* **What is asked**
Extract every line that contains the string "Venezuela".
* Start Input material *
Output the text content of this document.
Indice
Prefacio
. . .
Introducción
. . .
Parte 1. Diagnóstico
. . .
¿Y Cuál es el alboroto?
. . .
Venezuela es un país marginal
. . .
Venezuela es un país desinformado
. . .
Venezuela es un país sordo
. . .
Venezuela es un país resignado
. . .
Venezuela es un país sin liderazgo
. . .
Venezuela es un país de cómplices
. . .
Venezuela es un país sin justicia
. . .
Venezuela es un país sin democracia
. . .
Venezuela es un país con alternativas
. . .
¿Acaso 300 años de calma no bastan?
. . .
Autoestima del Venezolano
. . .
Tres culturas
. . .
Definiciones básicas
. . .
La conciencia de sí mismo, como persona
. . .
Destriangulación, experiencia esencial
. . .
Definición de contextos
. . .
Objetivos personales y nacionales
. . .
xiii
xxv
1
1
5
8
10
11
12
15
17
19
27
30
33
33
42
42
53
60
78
* End Input material *
* **Answer**
Venezuela es un país marginal
Venezuela es un país desinformado
Venezuela es un país sordo
Venezuela es un país resignado
Venezuela es un país sin liderazgo
Venezuela es un país de cómplices
Venezuela es un país sin justicia
Venezuela es un país sin democracia
Venezuela es un país con alternativas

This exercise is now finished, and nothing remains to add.